Saved data entries:
>> start
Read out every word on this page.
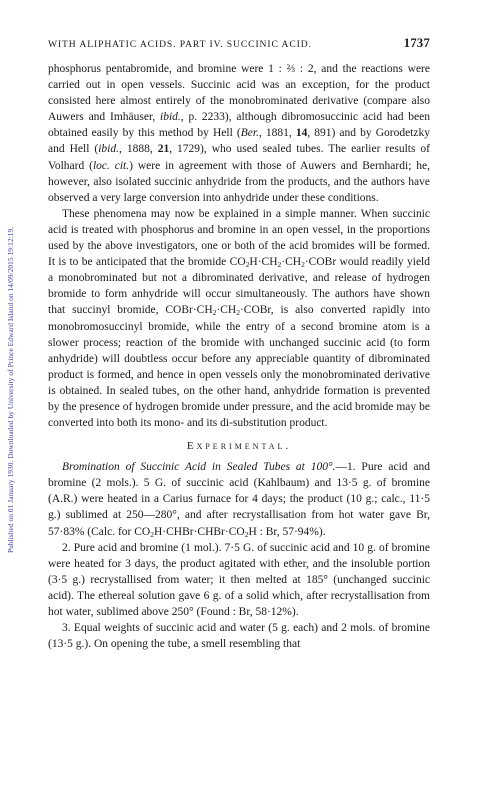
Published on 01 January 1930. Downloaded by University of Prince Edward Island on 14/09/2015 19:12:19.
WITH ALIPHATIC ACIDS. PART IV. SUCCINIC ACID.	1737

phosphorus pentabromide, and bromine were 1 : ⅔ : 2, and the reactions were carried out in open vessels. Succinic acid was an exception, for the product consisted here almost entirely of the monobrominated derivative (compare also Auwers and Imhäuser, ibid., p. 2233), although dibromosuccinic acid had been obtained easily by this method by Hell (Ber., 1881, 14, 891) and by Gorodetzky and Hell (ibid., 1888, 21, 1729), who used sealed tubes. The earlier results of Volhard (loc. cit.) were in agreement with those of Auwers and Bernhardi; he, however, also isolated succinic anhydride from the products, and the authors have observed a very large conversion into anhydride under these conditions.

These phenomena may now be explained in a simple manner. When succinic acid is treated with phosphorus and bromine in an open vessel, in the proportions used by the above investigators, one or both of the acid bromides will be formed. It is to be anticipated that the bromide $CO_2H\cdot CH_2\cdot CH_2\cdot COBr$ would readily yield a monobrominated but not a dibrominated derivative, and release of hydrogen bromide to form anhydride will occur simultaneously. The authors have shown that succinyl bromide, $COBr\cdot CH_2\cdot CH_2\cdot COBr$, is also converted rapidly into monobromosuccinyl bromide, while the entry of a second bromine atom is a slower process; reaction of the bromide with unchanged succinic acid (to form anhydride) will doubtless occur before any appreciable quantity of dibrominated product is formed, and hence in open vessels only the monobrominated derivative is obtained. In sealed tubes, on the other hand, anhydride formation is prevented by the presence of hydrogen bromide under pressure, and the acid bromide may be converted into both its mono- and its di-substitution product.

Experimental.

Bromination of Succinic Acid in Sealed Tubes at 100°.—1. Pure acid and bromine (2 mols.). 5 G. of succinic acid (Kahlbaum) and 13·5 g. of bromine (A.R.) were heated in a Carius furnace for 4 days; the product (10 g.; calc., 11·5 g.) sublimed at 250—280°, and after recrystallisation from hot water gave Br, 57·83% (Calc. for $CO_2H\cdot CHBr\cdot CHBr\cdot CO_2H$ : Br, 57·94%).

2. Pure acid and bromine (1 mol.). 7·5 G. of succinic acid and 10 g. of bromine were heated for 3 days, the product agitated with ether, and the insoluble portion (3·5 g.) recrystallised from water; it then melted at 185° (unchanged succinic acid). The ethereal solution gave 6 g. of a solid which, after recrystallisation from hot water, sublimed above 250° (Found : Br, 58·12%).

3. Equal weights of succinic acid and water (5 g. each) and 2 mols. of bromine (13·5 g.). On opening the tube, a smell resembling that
>> end
**What you will do:** Drop the images and repeat the data exactly.

**Response to the task:**
Read out every word on this page.
Published on 01 January 1930. Downloaded by University of Prince Edward Island on 14/09/2015 19:12:19.
WITH ALIPHATIC ACIDS. PART IV. SUCCINIC ACID.	1737

phosphorus pentabromide, and bromine were 1 : ⅔ : 2, and the reactions were carried out in open vessels. Succinic acid was an exception, for the product consisted here almost entirely of the monobrominated derivative (compare also Auwers and Imhäuser, ibid., p. 2233), although dibromosuccinic acid had been obtained easily by this method by Hell (Ber., 1881, 14, 891) and by Gorodetzky and Hell (ibid., 1888, 21, 1729), who used sealed tubes. The earlier results of Volhard (loc. cit.) were in agreement with those of Auwers and Bernhardi; he, however, also isolated succinic anhydride from the products, and the authors have observed a very large conversion into anhydride under these conditions.

These phenomena may now be explained in a simple manner. When succinic acid is treated with phosphorus and bromine in an open vessel, in the proportions used by the above investigators, one or both of the acid bromides will be formed. It is to be anticipated that the bromide $CO_2H\cdot CH_2\cdot CH_2\cdot COBr$ would readily yield a monobrominated but not a dibrominated derivative, and release of hydrogen bromide to form anhydride will occur simultaneously. The authors have shown that succinyl bromide, $COBr\cdot CH_2\cdot CH_2\cdot COBr$, is also converted rapidly into monobromosuccinyl bromide, while the entry of a second bromine atom is a slower process; reaction of the bromide with unchanged succinic acid (to form anhydride) will doubtless occur before any appreciable quantity of dibrominated product is formed, and hence in open vessels only the monobrominated derivative is obtained. In sealed tubes, on the other hand, anhydride formation is prevented by the presence of hydrogen bromide under pressure, and the acid bromide may be converted into both its mono- and its di-substitution product.

Experimental.

Bromination of Succinic Acid in Sealed Tubes at 100°.—1. Pure acid and bromine (2 mols.). 5 G. of succinic acid (Kahlbaum) and 13·5 g. of bromine (A.R.) were heated in a Carius furnace for 4 days; the product (10 g.; calc., 11·5 g.) sublimed at 250—280°, and after recrystallisation from hot water gave Br, 57·83% (Calc. for $CO_2H\cdot CHBr\cdot CHBr\cdot CO_2H$ : Br, 57·94%).

2. Pure acid and bromine (1 mol.). 7·5 G. of succinic acid and 10 g. of bromine were heated for 3 days, the product agitated with ether, and the insoluble portion (3·5 g.) recrystallised from water; it then melted at 185° (unchanged succinic acid). The ethereal solution gave 6 g. of a solid which, after recrystallisation from hot water, sublimed above 250° (Found : Br, 58·12%).

3. Equal weights of succinic acid and water (5 g. each) and 2 mols. of bromine (13·5 g.). On opening the tube, a smell resembling that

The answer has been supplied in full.